● Entries taken from a collection
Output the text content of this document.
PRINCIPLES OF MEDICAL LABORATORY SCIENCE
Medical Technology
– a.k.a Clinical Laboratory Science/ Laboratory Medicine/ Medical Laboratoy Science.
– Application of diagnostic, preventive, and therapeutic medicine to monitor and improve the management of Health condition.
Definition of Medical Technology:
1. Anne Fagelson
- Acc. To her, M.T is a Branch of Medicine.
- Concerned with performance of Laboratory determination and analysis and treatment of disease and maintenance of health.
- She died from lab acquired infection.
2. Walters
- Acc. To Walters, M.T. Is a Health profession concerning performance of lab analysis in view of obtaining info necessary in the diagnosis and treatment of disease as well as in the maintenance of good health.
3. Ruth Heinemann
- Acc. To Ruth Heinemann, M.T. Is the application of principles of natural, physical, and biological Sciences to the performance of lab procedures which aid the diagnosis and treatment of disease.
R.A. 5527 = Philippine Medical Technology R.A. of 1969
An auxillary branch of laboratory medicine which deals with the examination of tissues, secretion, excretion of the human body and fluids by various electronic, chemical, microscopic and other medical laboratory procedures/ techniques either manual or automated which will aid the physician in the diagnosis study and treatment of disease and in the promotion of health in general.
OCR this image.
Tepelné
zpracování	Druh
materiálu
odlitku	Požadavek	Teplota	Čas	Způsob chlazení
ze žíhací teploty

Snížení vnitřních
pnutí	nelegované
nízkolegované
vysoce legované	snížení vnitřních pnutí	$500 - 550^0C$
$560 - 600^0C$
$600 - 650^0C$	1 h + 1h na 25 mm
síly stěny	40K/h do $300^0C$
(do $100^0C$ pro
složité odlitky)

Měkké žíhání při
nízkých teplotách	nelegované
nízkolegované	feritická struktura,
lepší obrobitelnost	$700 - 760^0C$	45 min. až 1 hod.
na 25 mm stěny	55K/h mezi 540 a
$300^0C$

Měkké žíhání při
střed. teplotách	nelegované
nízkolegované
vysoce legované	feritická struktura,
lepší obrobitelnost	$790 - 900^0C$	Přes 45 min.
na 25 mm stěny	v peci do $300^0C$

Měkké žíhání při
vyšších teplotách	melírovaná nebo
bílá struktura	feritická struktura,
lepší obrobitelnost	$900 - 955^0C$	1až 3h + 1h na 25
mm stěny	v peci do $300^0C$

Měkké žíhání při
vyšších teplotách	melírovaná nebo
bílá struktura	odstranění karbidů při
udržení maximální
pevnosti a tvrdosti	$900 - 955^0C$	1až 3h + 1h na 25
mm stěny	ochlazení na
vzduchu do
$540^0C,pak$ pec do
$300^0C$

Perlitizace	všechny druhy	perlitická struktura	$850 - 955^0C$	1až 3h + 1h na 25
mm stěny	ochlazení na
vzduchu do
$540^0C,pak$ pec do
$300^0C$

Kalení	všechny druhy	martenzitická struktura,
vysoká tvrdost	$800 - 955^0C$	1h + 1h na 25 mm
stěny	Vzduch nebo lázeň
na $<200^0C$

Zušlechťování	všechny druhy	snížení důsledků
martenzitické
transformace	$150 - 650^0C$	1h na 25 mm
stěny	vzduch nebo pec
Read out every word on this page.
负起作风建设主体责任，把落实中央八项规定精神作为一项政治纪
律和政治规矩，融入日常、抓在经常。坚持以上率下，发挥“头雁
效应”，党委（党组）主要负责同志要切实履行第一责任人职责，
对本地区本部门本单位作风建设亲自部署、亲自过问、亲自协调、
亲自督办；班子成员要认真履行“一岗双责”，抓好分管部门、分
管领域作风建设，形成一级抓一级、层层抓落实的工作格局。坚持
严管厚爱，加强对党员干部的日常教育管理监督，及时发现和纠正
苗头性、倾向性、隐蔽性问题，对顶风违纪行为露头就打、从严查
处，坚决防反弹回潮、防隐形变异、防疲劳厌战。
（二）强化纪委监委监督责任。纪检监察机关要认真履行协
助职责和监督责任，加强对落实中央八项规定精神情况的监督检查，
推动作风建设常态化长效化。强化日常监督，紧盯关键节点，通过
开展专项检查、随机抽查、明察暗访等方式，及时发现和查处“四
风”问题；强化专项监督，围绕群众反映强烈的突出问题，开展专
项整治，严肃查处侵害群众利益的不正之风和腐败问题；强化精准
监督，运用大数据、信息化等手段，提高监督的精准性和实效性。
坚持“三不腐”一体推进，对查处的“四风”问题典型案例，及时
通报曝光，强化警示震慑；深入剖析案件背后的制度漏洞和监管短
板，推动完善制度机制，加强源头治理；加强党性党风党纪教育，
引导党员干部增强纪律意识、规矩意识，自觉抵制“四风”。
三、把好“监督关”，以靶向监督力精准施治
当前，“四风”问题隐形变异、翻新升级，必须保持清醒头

● Set problem
Search the data above for the string "všechny" and copy each line that has it.

● Worked answer
Perlitizace	všechny druhy	perlitická struktura	$850 - 955^0C$	1až 3h + 1h na 25
Kalení	všechny druhy	martenzitická struktura,
Zušlechťování	všechny druhy	snížení důsledků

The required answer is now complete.